■ **REQUEST**: Look through the records below, and copy out every line that holds the string "true".

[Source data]
--- Start ---

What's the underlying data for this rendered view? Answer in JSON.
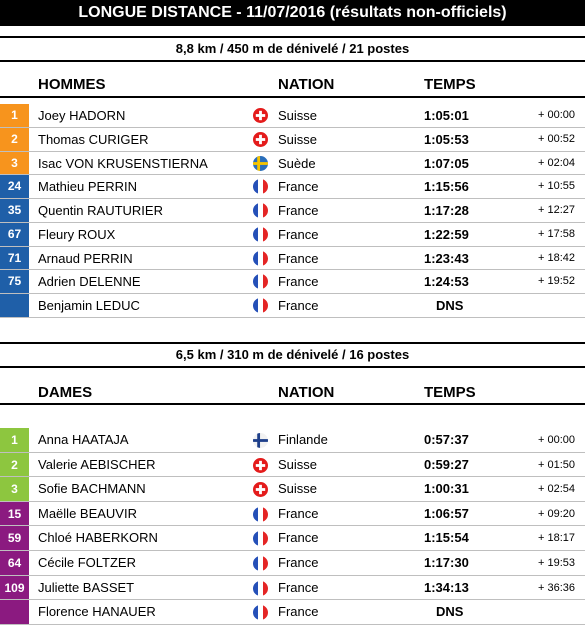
{
  "title": "LONGUE DISTANCE - 11/07/2016 (résultats non-officiels)",
  "men": {
    "course": "8,8 km / 450 m de dénivelé / 21 postes",
    "headers": {
      "category": "HOMMES",
      "nation": "NATION",
      "time": "TEMPS"
    },
    "rows": [
      {
        "rank": "1",
        "name": "Joey HADORN",
        "flag": "switzerland-flag-icon",
        "country": "Suisse",
        "time": "1:05:01",
        "gap": "+ 00:00",
        "color": "#f7941d"
      },
      {
        "rank": "2",
        "name": "Thomas CURIGER",
        "flag": "switzerland-flag-icon",
        "country": "Suisse",
        "time": "1:05:53",
        "gap": "+ 00:52",
        "color": "#f7941d"
      },
      {
        "rank": "3",
        "name": "Isac VON KRUSENSTIERNA",
        "flag": "sweden-flag-icon",
        "country": "Suède",
        "time": "1:07:05",
        "gap": "+ 02:04",
        "color": "#f7941d"
      },
      {
        "rank": "24",
        "name": "Mathieu PERRIN",
        "flag": "france-flag-icon",
        "country": "France",
        "time": "1:15:56",
        "gap": "+ 10:55",
        "color": "#1f5fa8"
      },
      {
        "rank": "35",
        "name": "Quentin RAUTURIER",
        "flag": "france-flag-icon",
        "country": "France",
        "time": "1:17:28",
        "gap": "+ 12:27",
        "color": "#1f5fa8"
      },
      {
        "rank": "67",
        "name": "Fleury ROUX",
        "flag": "france-flag-icon",
        "country": "France",
        "time": "1:22:59",
        "gap": "+ 17:58",
        "color": "#1f5fa8"
      },
      {
        "rank": "71",
        "name": "Arnaud PERRIN",
        "flag": "france-flag-icon",
        "country": "France",
        "time": "1:23:43",
        "gap": "+ 18:42",
        "color": "#1f5fa8"
      },
      {
        "rank": "75",
        "name": "Adrien DELENNE",
        "flag": "france-flag-icon",
        "country": "France",
        "time": "1:24:53",
        "gap": "+ 19:52",
        "color": "#1f5fa8"
      },
      {
        "rank": "",
        "name": "Benjamin LEDUC",
        "flag": "france-flag-icon",
        "country": "France",
        "time": "DNS",
        "gap": "",
        "color": "#1f5fa8"
      }
    ]
  },
  "women": {
    "course": "6,5 km / 310 m de dénivelé / 16 postes",
    "headers": {
      "category": "DAMES",
      "nation": "NATION",
      "time": "TEMPS"
    },
    "rows": [
      {
        "rank": "1",
        "name": "Anna HAATAJA",
        "flag": "finland-flag-icon",
        "country": "Finlande",
        "time": "0:57:37",
        "gap": "+ 00:00",
        "color": "#8dc63f"
      },
      {
        "rank": "2",
        "name": "Valerie AEBISCHER",
        "flag": "switzerland-flag-icon",
        "country": "Suisse",
        "time": "0:59:27",
        "gap": "+ 01:50",
        "color": "#8dc63f"
      },
      {
        "rank": "3",
        "name": "Sofie BACHMANN",
        "flag": "switzerland-flag-icon",
        "country": "Suisse",
        "time": "1:00:31",
        "gap": "+ 02:54",
        "color": "#8dc63f"
      },
      {
        "rank": "15",
        "name": "Maëlle BEAUVIR",
        "flag": "france-flag-icon",
        "country": "France",
        "time": "1:06:57",
        "gap": "+ 09:20",
        "color": "#8b1a80"
      },
      {
        "rank": "59",
        "name": "Chloé HABERKORN",
        "flag": "france-flag-icon",
        "country": "France",
        "time": "1:15:54",
        "gap": "+ 18:17",
        "color": "#8b1a80"
      },
      {
        "rank": "64",
        "name": "Cécile FOLTZER",
        "flag": "france-flag-icon",
        "country": "France",
        "time": "1:17:30",
        "gap": "+ 19:53",
        "color": "#8b1a80"
      },
      {
        "rank": "109",
        "name": "Juliette BASSET",
        "flag": "france-flag-icon",
        "country": "France",
        "time": "1:34:13",
        "gap": "+ 36:36",
        "color": "#8b1a80"
      },
      {
        "rank": "",
        "name": "Florence HANAUER",
        "flag": "france-flag-icon",
        "country": "France",
        "time": "DNS",
        "gap": "",
        "color": "#8b1a80"
      }
    ]
  }
}
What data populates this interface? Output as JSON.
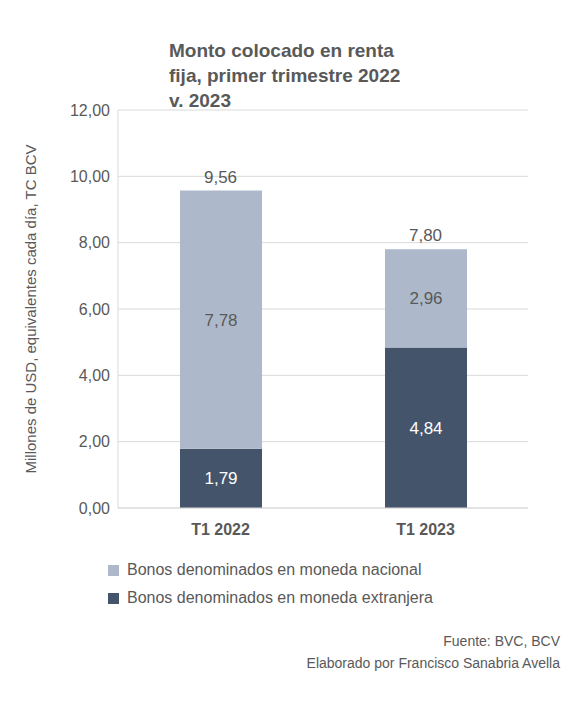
{
  "chart_data": {
    "type": "bar",
    "title": "Monto colocado en renta fija, primer trimestre 2022 v. 2023",
    "y_label": "Millones de USD, equivalentes cada día, TC BCV",
    "categories": [
      "T1 2022",
      "T1 2023"
    ],
    "series": [
      {
        "name": "Bonos denominados en moneda nacional",
        "color": "#adb9ca",
        "values": [
          7.78,
          2.96
        ],
        "value_labels": [
          "7,78",
          "2,96"
        ]
      },
      {
        "name": "Bonos denominados en moneda extranjera",
        "color": "#44546a",
        "values": [
          1.79,
          4.84
        ],
        "value_labels": [
          "1,79",
          "4,84"
        ]
      }
    ],
    "totals": [
      9.56,
      7.8
    ],
    "total_labels": [
      "9,56",
      "7,80"
    ],
    "ylim": [
      0,
      12
    ],
    "yticks": [
      {
        "value": 0,
        "label": "0,00"
      },
      {
        "value": 2,
        "label": "2,00"
      },
      {
        "value": 4,
        "label": "4,00"
      },
      {
        "value": 6,
        "label": "6,00"
      },
      {
        "value": 8,
        "label": "8,00"
      },
      {
        "value": 10,
        "label": "10,00"
      },
      {
        "value": 12,
        "label": "12,00"
      }
    ],
    "stacked": true,
    "data_labels": true,
    "grid": true,
    "legend": "bottom",
    "annotations": [
      "Fuente: BVC, BCV",
      "Elaborado por Francisco Sanabria Avella"
    ]
  }
}
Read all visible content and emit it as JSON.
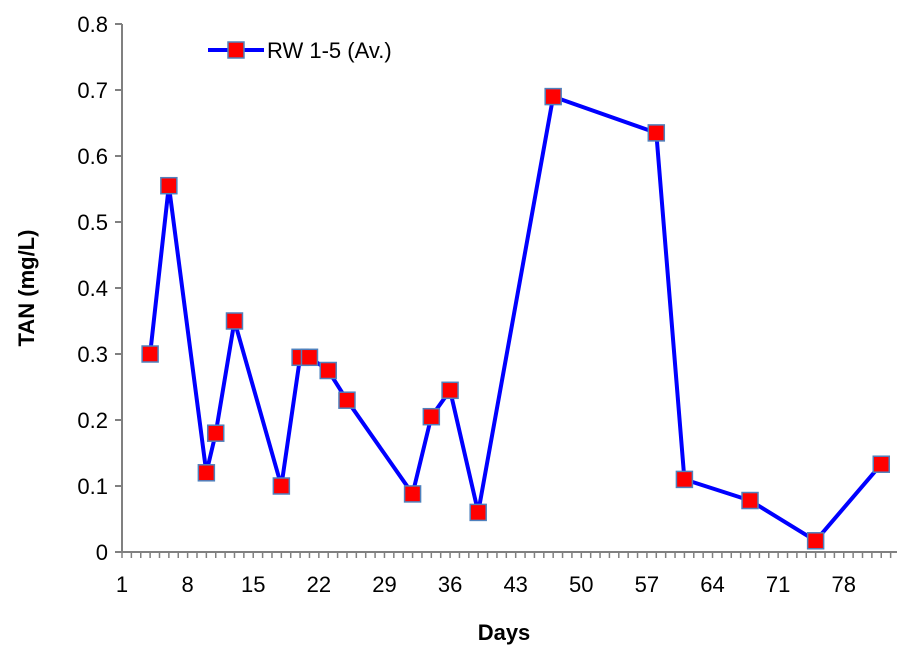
{
  "chart_data": {
    "type": "line",
    "title": "",
    "xlabel": "Days",
    "ylabel": "TAN (mg/L)",
    "xlim": [
      1,
      84
    ],
    "ylim": [
      0,
      0.8
    ],
    "x_ticks": [
      1,
      8,
      15,
      22,
      29,
      36,
      43,
      50,
      57,
      64,
      71,
      78
    ],
    "y_ticks": [
      0,
      0.1,
      0.2,
      0.3,
      0.4,
      0.5,
      0.6,
      0.7,
      0.8
    ],
    "y_tick_labels": [
      "0",
      "0.1",
      "0.2",
      "0.3",
      "0.4",
      "0.5",
      "0.6",
      "0.7",
      "0.8"
    ],
    "grid": false,
    "legend_position": "top-left",
    "series": [
      {
        "name": "RW 1-5 (Av.)",
        "line_color": "#0000ff",
        "marker_color": "#ff0000",
        "marker": "square",
        "x": [
          4,
          6,
          10,
          11,
          13,
          18,
          20,
          21,
          23,
          25,
          32,
          34,
          36,
          39,
          47,
          58,
          61,
          68,
          75,
          82
        ],
        "y": [
          0.3,
          0.555,
          0.12,
          0.18,
          0.35,
          0.1,
          0.295,
          0.295,
          0.275,
          0.23,
          0.088,
          0.205,
          0.245,
          0.06,
          0.69,
          0.635,
          0.11,
          0.078,
          0.017,
          0.133
        ]
      }
    ]
  }
}
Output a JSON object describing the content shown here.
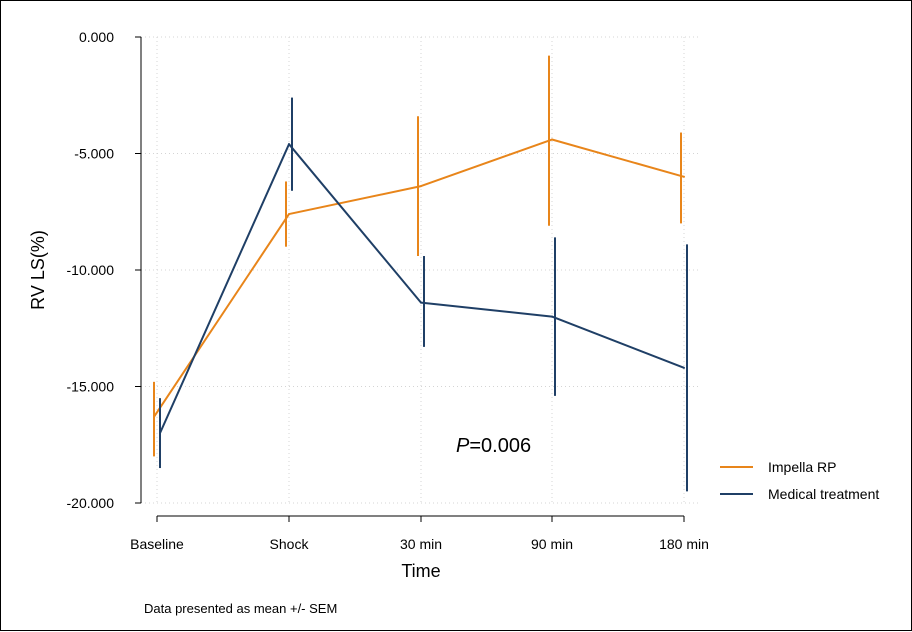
{
  "chart_data": {
    "type": "line",
    "categories": [
      "Baseline",
      "Shock",
      "30 min",
      "90 min",
      "180 min"
    ],
    "xlabel": "Time",
    "ylabel": "RV LS(%)",
    "ylim": [
      -20,
      0
    ],
    "yticks": [
      0,
      -5,
      -10,
      -15,
      -20
    ],
    "ytick_labels": [
      "0.000",
      "-5.000",
      "-10.000",
      "-15.000",
      "-20.000"
    ],
    "grid": true,
    "legend_position": "right",
    "series": [
      {
        "name": "Impella RP",
        "color": "#e8851a",
        "values": [
          -16.3,
          -7.6,
          -6.4,
          -4.4,
          -6.0
        ],
        "error_low": [
          -18.0,
          -9.0,
          -9.4,
          -8.1,
          -8.0
        ],
        "error_high": [
          -14.8,
          -6.2,
          -3.4,
          -0.8,
          -4.1
        ]
      },
      {
        "name": "Medical treatment",
        "color": "#1f3f66",
        "values": [
          -17.0,
          -4.6,
          -11.4,
          -12.0,
          -14.2
        ],
        "error_low": [
          -18.5,
          -6.6,
          -13.3,
          -15.4,
          -19.5
        ],
        "error_high": [
          -15.5,
          -2.6,
          -9.4,
          -8.6,
          -8.9
        ]
      }
    ],
    "annotation": {
      "italic": "P",
      "rest": "=0.006"
    },
    "note": "Data presented as mean +/- SEM"
  }
}
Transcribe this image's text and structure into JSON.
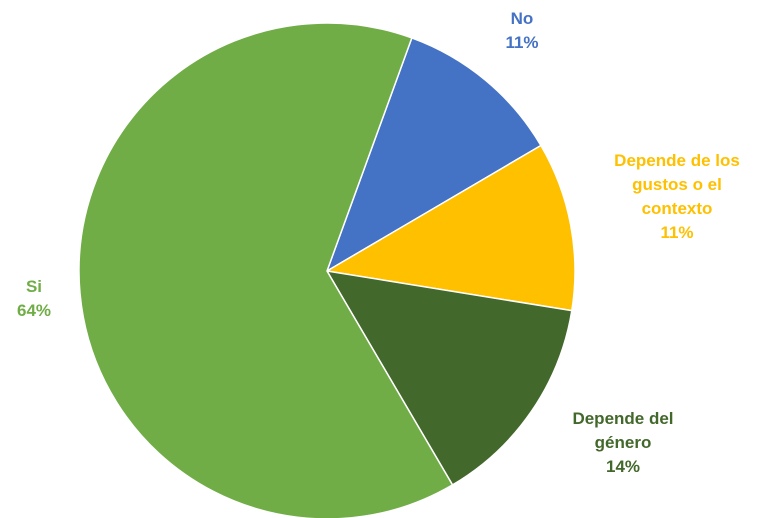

--- End ---

■ **OUTPUT BELOW**:
    "stacked": true,
    "data_labels": true,
    "grid": true,
    "grid": true,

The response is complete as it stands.